**What is required**
Report every line from the material that contains the word "this".

Records about charts and figures
----------------

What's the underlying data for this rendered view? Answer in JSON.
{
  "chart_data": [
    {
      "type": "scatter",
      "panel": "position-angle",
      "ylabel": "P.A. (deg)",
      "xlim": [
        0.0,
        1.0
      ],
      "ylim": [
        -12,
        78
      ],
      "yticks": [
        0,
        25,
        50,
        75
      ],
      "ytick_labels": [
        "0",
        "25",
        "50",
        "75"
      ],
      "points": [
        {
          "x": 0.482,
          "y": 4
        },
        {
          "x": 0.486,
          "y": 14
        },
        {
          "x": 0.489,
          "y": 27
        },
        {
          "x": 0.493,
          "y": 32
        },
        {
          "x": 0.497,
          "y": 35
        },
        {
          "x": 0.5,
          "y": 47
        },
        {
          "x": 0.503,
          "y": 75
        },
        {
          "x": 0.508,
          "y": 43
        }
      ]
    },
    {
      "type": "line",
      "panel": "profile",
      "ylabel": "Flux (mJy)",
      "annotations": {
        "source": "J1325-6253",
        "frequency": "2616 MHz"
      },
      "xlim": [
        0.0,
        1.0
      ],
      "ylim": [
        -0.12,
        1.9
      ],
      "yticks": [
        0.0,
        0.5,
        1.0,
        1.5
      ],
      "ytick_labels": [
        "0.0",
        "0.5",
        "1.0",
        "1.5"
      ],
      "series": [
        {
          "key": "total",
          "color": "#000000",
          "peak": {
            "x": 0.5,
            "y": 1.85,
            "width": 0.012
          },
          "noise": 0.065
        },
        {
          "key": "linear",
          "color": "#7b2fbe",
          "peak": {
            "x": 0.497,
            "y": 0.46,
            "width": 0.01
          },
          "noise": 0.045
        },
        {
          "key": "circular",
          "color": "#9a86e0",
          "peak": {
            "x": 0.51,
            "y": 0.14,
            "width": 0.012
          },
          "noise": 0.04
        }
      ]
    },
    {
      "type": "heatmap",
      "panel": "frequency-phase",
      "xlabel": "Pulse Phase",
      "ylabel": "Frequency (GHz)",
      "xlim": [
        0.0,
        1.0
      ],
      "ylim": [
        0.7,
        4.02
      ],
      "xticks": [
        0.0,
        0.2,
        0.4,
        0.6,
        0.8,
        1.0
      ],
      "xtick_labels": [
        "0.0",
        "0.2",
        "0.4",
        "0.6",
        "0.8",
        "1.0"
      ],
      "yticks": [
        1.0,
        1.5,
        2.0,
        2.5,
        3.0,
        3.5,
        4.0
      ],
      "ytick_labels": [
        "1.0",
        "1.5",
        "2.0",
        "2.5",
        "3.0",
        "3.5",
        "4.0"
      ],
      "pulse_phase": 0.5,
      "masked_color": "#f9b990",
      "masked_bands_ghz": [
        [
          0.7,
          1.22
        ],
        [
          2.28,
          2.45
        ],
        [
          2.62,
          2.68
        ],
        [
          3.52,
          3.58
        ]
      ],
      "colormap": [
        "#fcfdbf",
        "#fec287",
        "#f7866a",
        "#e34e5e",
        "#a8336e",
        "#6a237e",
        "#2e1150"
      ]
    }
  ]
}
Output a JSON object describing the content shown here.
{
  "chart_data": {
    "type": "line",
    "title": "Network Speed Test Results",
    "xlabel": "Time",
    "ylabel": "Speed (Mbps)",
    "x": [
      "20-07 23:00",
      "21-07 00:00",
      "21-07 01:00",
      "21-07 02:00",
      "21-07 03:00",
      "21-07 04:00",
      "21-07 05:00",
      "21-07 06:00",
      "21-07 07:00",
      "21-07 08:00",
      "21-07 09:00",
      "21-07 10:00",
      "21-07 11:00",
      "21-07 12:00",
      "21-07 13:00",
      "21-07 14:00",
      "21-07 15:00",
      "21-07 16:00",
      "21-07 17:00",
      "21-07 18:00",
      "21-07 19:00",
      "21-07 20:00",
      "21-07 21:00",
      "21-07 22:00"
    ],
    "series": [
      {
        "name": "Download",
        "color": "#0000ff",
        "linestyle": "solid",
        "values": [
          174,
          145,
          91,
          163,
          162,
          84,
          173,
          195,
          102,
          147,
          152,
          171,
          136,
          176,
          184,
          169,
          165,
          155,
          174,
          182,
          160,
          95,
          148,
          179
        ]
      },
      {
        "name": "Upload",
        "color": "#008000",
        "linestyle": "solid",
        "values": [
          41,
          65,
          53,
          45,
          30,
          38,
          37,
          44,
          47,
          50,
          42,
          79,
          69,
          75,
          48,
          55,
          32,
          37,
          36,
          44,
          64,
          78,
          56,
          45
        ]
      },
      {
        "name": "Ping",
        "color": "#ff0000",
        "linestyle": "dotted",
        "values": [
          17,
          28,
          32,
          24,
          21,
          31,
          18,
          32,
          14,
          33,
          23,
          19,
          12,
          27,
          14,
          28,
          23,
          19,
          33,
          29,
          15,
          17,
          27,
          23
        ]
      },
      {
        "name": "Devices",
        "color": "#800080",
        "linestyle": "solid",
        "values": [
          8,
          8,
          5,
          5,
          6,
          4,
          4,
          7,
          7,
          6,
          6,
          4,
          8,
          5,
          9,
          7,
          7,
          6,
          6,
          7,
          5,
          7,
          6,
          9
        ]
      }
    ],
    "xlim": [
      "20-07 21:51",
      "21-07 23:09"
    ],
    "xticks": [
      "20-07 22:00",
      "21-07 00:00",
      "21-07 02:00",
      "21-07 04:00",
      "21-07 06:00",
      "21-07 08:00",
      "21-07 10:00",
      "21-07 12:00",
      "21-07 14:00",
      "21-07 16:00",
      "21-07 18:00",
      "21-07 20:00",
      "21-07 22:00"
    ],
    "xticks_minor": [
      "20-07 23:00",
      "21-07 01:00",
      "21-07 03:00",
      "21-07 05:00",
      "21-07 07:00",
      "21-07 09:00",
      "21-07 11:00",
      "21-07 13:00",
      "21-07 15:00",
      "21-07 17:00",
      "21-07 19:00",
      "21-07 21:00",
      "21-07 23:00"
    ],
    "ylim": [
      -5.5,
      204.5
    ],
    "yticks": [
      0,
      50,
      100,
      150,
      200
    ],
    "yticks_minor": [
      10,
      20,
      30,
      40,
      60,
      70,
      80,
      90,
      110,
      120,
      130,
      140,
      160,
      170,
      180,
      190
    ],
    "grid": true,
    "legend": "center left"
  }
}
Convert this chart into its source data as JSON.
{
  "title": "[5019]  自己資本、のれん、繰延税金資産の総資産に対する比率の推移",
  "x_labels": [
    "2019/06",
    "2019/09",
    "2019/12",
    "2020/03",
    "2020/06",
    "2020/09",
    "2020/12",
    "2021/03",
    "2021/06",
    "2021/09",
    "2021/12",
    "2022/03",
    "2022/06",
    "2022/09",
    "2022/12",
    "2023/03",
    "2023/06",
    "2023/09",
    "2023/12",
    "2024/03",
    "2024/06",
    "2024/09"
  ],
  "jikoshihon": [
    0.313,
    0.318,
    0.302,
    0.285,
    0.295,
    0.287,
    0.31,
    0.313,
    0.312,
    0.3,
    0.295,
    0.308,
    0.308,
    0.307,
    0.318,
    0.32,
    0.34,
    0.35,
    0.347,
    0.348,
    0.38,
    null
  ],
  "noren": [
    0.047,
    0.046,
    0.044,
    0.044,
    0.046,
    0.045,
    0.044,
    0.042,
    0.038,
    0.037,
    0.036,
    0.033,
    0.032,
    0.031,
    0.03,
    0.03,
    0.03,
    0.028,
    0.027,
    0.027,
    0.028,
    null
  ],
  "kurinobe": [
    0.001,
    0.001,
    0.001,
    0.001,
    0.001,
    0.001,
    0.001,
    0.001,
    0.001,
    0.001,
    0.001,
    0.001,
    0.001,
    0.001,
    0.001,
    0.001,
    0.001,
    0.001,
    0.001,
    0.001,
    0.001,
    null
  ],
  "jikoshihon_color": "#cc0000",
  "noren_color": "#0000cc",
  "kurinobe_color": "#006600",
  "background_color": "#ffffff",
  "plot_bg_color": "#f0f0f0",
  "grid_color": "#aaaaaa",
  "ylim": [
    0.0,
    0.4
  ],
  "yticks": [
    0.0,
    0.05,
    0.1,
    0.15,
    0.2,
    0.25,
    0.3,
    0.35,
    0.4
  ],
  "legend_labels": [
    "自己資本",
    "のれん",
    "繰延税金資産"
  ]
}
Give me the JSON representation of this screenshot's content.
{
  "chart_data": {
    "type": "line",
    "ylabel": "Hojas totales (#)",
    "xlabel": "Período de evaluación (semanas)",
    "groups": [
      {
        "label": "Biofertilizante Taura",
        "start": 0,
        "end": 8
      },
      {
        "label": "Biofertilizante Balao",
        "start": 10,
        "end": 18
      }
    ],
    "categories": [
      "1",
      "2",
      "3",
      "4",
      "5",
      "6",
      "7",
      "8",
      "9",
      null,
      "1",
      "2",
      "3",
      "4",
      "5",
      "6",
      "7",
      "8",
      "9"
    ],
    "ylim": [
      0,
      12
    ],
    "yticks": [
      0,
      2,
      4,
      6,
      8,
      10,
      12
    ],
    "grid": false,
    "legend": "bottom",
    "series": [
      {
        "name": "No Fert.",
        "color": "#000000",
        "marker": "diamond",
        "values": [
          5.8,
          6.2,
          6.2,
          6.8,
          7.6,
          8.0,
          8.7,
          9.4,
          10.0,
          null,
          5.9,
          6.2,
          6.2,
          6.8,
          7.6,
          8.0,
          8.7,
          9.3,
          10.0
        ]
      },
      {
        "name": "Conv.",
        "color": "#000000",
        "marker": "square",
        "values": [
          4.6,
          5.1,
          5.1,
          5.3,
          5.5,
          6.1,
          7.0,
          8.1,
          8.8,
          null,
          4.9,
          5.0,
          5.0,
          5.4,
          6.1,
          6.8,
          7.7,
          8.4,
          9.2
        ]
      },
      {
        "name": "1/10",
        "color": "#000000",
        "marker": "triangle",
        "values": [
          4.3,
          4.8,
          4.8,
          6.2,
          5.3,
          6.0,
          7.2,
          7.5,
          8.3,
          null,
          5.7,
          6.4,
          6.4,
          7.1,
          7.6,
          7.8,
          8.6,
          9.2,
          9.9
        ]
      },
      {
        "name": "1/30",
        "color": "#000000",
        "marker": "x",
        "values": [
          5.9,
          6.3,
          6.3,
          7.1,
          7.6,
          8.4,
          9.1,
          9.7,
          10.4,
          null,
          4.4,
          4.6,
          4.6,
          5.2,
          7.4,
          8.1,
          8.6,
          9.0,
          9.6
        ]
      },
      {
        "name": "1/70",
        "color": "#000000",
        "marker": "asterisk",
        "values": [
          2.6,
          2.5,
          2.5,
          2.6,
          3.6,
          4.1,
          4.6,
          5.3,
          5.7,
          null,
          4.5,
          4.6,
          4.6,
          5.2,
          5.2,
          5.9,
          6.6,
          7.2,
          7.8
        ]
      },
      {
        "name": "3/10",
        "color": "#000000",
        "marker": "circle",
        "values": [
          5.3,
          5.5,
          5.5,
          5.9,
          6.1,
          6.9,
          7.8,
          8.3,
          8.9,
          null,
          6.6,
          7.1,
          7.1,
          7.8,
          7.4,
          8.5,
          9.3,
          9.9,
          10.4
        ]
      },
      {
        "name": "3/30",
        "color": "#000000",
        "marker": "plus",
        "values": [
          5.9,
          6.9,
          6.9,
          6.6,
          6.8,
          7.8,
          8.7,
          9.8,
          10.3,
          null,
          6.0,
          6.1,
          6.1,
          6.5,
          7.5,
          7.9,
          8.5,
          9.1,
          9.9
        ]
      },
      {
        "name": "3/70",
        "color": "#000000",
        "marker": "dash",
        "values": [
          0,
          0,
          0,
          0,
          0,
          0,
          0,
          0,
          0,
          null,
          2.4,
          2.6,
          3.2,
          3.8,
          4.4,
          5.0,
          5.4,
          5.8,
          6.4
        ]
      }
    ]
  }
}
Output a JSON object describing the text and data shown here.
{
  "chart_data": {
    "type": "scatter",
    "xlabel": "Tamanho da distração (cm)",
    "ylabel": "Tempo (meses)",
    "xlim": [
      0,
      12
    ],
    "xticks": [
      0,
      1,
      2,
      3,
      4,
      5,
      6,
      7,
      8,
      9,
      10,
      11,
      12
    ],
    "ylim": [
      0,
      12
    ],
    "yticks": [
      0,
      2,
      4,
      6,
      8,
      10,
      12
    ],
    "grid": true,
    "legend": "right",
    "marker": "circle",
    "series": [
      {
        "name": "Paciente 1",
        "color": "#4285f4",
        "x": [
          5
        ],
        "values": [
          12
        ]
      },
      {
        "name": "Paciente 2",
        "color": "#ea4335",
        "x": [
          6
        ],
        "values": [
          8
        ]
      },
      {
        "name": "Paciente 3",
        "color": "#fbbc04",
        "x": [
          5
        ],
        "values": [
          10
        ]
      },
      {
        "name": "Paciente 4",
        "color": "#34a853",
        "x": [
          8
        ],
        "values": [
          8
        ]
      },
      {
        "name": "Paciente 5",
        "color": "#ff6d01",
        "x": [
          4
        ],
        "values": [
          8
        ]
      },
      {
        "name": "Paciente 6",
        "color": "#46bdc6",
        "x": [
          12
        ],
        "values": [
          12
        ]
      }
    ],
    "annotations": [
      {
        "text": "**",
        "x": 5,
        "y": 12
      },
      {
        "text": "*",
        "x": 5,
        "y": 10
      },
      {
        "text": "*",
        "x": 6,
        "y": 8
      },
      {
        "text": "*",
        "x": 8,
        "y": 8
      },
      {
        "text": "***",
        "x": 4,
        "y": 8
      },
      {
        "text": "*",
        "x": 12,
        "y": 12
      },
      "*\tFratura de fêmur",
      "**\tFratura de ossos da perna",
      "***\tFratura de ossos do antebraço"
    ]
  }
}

----------------

**Task output**
What's the underlying data for this rendered view? Answer in JSON.
Convert this chart into its source data as JSON.
Give me the JSON representation of this screenshot's content.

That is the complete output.